The problem | Using the listing below, extract each line that has the word "hàng" in it.

Information given |

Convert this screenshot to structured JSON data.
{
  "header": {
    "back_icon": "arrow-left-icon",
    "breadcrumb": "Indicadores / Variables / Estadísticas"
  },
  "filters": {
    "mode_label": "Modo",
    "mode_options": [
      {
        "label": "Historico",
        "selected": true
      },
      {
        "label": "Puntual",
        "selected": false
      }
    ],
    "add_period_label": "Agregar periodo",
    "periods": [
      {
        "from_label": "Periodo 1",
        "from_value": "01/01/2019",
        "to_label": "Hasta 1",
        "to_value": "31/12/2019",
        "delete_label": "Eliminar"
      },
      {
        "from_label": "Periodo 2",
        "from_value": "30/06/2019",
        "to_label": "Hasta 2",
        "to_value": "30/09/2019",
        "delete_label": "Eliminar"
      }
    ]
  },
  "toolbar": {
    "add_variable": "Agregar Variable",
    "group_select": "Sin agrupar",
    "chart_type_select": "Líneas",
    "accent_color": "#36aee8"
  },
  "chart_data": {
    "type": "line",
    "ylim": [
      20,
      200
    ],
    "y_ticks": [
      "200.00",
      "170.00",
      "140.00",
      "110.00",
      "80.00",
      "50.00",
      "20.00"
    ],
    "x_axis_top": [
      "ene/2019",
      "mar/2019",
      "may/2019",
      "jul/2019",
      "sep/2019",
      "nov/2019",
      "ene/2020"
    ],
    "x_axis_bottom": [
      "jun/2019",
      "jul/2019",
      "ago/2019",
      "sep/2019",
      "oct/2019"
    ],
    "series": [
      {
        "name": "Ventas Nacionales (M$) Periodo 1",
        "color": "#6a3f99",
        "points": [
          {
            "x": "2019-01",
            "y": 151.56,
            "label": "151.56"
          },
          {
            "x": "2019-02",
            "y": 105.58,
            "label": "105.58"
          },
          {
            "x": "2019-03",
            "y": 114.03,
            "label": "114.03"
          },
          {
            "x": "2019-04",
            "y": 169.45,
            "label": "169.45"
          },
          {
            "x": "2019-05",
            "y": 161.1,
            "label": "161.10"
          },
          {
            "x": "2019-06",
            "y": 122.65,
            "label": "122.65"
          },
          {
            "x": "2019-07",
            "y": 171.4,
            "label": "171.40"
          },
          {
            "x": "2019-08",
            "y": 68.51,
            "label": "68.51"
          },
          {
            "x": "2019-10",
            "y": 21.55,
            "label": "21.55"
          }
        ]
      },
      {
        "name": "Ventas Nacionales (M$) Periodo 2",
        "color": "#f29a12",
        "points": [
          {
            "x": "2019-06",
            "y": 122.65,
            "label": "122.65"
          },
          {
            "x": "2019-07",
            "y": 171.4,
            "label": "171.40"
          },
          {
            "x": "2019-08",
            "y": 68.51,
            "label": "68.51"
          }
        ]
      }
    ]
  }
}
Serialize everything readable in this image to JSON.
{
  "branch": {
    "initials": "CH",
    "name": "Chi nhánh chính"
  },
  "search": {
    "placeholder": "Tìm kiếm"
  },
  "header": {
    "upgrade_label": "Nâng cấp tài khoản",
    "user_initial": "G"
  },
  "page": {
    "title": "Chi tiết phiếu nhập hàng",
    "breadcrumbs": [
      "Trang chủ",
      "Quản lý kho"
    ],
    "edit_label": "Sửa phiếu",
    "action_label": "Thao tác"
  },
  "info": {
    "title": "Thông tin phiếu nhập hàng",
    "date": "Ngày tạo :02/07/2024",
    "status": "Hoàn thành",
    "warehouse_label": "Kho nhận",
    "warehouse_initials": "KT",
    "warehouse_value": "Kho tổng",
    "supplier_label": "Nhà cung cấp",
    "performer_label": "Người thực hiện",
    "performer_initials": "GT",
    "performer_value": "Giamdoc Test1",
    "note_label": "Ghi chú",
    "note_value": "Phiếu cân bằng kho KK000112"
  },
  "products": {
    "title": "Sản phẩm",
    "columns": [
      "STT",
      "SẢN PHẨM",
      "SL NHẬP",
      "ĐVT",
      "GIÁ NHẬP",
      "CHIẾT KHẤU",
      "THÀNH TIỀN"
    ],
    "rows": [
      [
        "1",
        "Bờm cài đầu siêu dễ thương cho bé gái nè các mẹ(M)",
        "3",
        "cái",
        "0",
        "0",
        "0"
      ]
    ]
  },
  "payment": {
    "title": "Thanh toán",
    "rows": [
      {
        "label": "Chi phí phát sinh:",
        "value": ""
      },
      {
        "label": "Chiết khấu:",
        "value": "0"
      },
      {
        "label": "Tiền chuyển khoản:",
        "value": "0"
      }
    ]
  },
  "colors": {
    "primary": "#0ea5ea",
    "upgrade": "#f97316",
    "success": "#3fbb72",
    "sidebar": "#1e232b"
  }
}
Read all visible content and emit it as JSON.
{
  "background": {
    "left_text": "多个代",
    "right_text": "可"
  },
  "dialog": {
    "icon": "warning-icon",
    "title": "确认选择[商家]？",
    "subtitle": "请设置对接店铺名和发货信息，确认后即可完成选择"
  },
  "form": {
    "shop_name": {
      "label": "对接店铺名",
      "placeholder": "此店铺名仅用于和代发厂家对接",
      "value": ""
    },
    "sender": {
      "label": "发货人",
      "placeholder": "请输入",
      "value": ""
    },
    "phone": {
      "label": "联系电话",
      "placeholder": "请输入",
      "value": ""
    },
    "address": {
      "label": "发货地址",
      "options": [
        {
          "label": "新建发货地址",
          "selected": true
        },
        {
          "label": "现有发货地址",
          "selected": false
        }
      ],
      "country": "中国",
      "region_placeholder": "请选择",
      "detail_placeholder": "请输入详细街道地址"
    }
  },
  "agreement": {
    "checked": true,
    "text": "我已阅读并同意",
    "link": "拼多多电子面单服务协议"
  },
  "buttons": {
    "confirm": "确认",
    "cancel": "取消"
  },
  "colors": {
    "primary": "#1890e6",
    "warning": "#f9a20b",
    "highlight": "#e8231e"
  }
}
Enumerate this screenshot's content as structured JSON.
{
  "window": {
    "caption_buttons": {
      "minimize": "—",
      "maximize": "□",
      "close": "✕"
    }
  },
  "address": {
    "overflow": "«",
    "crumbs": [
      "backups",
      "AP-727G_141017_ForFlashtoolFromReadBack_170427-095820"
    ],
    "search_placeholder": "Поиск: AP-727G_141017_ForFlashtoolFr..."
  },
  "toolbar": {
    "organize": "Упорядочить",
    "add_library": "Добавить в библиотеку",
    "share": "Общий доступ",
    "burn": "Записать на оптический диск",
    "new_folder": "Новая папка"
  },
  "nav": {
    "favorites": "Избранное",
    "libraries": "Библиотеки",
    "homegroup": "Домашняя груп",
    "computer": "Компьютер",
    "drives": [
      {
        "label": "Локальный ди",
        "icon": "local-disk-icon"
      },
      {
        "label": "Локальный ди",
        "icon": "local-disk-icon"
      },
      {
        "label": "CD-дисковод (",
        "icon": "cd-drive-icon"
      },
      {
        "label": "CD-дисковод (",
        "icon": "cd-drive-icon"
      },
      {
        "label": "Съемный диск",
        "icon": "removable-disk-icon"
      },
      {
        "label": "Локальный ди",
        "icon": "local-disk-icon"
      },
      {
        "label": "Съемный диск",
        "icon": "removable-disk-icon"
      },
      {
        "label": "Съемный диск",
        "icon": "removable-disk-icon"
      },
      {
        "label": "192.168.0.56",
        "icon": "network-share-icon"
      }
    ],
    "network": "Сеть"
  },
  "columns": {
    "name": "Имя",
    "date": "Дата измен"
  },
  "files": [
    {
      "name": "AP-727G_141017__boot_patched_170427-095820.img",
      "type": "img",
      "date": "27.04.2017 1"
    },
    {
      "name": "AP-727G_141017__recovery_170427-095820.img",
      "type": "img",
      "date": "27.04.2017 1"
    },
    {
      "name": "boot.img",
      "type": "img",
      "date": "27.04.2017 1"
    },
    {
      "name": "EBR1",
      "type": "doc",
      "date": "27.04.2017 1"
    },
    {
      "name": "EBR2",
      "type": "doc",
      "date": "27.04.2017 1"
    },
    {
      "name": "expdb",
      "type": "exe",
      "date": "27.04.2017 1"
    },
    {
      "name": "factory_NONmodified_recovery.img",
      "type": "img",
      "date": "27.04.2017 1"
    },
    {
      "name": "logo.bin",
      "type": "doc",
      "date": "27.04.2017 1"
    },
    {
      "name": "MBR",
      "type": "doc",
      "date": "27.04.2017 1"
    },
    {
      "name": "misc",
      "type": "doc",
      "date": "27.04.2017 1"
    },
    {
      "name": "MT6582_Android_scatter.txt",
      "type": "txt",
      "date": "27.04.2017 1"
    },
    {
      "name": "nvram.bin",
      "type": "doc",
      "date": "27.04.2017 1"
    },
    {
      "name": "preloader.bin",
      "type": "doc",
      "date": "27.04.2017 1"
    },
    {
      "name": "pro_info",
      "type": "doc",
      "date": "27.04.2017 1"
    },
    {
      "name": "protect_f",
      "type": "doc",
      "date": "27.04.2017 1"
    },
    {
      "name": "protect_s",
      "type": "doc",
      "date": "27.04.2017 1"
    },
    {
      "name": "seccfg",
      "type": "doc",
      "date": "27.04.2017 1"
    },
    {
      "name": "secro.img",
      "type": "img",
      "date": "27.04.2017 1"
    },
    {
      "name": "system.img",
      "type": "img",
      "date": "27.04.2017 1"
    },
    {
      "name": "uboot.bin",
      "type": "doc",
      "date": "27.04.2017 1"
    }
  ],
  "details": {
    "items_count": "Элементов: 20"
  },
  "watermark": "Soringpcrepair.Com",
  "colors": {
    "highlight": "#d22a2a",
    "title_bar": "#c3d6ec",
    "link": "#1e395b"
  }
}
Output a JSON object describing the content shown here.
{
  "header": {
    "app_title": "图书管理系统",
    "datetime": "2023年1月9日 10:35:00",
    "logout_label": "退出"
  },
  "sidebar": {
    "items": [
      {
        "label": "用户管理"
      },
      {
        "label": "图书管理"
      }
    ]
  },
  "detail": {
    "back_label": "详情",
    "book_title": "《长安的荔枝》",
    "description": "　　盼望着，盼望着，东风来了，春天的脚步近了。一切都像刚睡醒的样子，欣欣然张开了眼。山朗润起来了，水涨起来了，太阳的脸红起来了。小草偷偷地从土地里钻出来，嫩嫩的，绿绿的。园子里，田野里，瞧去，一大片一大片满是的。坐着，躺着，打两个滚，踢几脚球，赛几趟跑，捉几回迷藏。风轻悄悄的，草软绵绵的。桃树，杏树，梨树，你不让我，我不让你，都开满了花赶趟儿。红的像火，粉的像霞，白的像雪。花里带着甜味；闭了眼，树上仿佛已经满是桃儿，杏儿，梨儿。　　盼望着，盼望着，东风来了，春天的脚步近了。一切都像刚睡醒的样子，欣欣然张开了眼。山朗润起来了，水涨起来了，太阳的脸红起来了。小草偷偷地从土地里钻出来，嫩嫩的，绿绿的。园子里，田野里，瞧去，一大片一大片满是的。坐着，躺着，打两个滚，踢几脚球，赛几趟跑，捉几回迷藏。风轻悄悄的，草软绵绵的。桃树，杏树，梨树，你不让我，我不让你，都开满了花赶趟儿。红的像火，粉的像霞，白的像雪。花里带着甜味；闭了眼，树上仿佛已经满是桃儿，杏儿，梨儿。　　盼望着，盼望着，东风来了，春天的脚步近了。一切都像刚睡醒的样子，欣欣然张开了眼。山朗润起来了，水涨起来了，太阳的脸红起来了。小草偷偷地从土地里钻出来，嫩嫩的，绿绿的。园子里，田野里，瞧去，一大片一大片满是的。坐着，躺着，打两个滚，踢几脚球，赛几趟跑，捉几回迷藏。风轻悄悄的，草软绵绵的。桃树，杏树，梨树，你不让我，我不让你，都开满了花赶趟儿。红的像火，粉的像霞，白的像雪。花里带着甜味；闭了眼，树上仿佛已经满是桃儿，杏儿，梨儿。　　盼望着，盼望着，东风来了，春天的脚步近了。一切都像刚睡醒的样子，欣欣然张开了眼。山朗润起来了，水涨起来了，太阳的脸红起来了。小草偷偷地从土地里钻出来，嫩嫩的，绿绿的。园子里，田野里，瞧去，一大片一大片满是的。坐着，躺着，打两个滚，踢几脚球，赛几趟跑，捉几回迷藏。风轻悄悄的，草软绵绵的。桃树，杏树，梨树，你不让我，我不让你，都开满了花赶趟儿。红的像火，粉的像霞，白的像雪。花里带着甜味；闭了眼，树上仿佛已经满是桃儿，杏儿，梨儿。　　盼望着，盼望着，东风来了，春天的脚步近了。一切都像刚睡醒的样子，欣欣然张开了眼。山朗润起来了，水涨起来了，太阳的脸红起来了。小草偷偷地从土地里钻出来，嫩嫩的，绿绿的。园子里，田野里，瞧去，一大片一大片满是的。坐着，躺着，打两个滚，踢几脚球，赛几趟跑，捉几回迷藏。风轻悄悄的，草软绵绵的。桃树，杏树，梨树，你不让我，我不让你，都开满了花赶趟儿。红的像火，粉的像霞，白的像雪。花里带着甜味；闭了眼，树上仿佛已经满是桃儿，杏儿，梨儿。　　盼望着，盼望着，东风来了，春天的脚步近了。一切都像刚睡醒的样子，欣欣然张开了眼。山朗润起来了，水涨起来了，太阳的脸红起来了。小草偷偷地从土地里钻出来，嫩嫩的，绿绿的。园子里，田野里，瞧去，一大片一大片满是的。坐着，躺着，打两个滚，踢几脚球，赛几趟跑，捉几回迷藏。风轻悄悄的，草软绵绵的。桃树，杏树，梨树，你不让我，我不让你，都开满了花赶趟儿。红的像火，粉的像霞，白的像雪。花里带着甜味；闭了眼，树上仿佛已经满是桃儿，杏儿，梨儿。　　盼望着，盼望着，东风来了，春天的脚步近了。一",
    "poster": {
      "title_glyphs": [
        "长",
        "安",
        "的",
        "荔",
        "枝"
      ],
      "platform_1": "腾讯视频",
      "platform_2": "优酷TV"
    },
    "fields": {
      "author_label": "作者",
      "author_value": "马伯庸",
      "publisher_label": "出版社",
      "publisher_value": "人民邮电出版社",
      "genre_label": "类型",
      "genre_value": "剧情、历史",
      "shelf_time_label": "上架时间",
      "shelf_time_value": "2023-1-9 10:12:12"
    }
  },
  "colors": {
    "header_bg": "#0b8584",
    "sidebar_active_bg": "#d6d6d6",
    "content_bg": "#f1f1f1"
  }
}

Correct output |
    "title": "Chi tiết phiếu nhập hàng",
    "title": "Thông tin phiếu nhập hàng",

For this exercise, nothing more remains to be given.